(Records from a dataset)
+ + + + + + +

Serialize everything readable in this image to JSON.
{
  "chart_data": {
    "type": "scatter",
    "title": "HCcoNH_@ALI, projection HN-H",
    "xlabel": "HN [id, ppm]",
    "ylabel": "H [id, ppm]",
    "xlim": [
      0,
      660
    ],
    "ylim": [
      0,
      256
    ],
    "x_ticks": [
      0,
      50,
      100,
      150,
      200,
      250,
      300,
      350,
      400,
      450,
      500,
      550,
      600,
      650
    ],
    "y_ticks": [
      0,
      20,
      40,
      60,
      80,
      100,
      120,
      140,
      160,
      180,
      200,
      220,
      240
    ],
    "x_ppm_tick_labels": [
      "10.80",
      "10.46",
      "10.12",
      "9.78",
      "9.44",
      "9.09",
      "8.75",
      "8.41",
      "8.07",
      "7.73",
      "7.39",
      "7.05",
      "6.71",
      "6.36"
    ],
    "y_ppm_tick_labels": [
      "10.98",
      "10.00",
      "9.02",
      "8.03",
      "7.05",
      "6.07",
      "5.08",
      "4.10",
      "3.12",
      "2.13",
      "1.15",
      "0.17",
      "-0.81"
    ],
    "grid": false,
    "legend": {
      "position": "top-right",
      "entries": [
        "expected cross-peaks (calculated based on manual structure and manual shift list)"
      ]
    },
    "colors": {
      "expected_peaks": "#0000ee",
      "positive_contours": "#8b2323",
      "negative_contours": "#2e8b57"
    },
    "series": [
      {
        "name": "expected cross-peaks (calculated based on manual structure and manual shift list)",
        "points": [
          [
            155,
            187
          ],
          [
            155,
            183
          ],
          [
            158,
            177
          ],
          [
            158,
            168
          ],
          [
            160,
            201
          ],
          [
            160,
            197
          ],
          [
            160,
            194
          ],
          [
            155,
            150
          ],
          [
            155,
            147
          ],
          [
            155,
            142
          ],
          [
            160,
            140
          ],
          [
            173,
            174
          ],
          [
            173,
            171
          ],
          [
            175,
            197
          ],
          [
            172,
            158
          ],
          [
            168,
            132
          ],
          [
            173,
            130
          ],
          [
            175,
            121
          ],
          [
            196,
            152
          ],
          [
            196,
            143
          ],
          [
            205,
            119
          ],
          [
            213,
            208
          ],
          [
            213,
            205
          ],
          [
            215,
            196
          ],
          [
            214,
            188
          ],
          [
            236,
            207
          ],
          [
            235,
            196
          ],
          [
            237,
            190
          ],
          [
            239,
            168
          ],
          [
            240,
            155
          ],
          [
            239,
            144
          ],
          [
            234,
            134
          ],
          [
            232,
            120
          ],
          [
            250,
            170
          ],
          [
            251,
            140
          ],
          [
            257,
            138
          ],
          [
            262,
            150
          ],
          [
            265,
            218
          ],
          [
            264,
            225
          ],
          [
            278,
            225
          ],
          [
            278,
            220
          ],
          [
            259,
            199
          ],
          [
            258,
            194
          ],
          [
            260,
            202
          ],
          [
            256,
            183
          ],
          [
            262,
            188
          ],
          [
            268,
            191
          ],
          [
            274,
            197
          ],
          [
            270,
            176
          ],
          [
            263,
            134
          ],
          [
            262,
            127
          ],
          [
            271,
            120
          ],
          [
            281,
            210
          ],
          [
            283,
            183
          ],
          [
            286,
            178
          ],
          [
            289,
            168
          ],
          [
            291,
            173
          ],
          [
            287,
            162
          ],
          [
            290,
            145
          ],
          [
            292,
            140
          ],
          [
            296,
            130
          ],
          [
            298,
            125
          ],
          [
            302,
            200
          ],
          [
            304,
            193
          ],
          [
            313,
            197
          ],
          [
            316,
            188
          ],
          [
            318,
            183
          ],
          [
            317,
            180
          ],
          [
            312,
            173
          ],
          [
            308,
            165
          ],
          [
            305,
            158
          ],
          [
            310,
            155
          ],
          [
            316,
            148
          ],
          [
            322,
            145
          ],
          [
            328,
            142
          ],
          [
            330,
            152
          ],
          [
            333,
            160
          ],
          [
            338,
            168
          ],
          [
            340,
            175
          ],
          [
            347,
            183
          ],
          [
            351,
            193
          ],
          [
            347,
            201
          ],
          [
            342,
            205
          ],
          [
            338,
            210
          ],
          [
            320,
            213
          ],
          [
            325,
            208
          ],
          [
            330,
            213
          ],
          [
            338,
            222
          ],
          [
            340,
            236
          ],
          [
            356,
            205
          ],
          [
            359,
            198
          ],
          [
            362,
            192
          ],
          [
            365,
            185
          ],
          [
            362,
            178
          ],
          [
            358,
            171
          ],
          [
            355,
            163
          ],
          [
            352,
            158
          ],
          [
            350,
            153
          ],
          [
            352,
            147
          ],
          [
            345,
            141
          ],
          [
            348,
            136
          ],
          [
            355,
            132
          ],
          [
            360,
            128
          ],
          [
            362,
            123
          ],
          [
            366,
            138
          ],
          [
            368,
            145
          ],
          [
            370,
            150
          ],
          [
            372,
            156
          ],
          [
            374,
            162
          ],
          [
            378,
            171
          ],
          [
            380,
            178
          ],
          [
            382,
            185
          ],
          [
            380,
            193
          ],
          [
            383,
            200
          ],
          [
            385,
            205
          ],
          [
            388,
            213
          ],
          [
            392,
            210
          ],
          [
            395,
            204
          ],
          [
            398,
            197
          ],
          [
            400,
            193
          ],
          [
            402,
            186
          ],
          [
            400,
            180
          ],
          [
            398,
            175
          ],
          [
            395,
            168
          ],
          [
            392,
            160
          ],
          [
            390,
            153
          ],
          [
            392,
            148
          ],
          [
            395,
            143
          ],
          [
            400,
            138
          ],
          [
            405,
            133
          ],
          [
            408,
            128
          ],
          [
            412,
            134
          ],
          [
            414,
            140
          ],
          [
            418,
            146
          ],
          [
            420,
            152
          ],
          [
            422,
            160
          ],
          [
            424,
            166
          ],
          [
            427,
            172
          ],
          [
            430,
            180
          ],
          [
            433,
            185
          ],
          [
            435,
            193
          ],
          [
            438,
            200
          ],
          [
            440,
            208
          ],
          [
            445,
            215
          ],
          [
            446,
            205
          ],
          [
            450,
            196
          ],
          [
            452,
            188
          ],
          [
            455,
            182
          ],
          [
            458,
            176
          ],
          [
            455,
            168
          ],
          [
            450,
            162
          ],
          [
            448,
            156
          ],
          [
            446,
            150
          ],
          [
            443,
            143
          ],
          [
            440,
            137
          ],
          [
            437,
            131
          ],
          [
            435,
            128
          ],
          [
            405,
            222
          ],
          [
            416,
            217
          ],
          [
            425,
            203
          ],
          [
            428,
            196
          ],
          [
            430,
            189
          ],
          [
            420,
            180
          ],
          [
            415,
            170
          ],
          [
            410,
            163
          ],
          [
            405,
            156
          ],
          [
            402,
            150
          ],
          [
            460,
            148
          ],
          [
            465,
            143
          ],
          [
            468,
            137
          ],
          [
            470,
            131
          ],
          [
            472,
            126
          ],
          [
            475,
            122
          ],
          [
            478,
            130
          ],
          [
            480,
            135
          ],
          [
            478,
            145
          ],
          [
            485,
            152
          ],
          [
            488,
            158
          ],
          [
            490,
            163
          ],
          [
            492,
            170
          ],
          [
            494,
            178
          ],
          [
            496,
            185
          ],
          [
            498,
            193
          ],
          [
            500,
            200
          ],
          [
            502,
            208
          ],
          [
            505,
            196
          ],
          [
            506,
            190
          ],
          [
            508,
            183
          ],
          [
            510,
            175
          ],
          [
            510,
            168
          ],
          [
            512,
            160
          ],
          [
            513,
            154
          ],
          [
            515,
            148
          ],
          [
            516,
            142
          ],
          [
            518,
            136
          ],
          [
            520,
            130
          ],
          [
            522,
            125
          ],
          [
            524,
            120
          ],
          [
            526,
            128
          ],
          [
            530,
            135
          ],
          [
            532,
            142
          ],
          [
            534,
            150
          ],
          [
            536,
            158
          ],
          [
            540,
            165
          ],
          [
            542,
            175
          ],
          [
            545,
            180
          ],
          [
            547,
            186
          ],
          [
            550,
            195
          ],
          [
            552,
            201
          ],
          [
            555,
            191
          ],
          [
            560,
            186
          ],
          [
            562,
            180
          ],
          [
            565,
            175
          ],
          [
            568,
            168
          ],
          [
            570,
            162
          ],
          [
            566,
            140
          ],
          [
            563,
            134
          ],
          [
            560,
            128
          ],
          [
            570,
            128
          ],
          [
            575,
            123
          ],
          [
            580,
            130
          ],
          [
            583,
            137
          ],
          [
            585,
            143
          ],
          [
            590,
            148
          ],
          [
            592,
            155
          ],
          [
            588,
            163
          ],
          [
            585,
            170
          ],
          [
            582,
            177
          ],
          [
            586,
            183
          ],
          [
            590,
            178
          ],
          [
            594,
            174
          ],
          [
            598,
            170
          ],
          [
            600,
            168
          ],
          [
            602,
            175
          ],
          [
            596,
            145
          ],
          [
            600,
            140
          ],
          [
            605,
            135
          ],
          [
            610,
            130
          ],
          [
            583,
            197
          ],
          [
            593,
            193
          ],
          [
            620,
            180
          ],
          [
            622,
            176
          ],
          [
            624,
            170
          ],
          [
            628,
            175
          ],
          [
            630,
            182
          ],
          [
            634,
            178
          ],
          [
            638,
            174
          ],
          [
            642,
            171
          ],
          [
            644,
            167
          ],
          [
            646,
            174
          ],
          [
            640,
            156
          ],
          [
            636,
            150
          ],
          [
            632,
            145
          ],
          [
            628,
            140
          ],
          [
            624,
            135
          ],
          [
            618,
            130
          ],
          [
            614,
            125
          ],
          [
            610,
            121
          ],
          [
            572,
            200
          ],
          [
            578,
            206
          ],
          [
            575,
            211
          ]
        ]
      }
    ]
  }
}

+ + + + + + +

> Work to do
List all lines above in which the string "manual" appears.

> Written solution
        "expected cross-peaks (calculated based on manual structure and manual shift list)"
        "name": "expected cross-peaks (calculated based on manual structure and manual shift list)",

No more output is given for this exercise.